Search the listing below for "hour". Copy each matching line.

Input records –
********************

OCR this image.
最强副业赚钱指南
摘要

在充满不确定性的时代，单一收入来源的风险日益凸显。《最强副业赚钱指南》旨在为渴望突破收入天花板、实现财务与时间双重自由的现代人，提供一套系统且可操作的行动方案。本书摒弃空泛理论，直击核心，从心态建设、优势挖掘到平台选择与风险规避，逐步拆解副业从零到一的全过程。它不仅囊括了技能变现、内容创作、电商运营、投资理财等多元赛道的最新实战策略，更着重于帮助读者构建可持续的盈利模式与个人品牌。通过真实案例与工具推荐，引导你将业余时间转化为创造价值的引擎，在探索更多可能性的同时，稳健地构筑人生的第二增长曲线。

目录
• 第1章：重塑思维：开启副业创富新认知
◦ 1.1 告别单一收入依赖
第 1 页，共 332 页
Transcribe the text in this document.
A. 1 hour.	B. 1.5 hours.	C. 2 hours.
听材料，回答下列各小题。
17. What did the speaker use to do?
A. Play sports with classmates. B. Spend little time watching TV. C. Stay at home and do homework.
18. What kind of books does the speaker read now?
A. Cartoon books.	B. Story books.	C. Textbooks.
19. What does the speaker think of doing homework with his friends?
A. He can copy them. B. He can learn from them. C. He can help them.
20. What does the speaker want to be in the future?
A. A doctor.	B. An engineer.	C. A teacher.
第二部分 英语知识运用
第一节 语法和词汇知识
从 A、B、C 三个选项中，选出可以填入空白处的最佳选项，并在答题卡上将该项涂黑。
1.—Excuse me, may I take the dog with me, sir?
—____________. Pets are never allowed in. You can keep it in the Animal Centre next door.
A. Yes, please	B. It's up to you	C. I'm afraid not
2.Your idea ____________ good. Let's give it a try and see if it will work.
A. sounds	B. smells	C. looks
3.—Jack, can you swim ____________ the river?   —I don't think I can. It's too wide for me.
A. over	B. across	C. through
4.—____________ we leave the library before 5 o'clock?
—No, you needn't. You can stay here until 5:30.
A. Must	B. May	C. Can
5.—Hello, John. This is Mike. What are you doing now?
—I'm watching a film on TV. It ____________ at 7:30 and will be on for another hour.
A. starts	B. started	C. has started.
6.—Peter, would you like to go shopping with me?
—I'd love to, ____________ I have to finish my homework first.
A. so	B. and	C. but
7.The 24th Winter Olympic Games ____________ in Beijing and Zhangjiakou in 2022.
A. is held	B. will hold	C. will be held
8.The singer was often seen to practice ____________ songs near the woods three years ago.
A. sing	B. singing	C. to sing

********************

Solved exercise –
A. 1 hour.	B. 1.5 hours.	C. 2 hours.
—I'm watching a film on TV. It ____________ at 7:30 and will be on for another hour.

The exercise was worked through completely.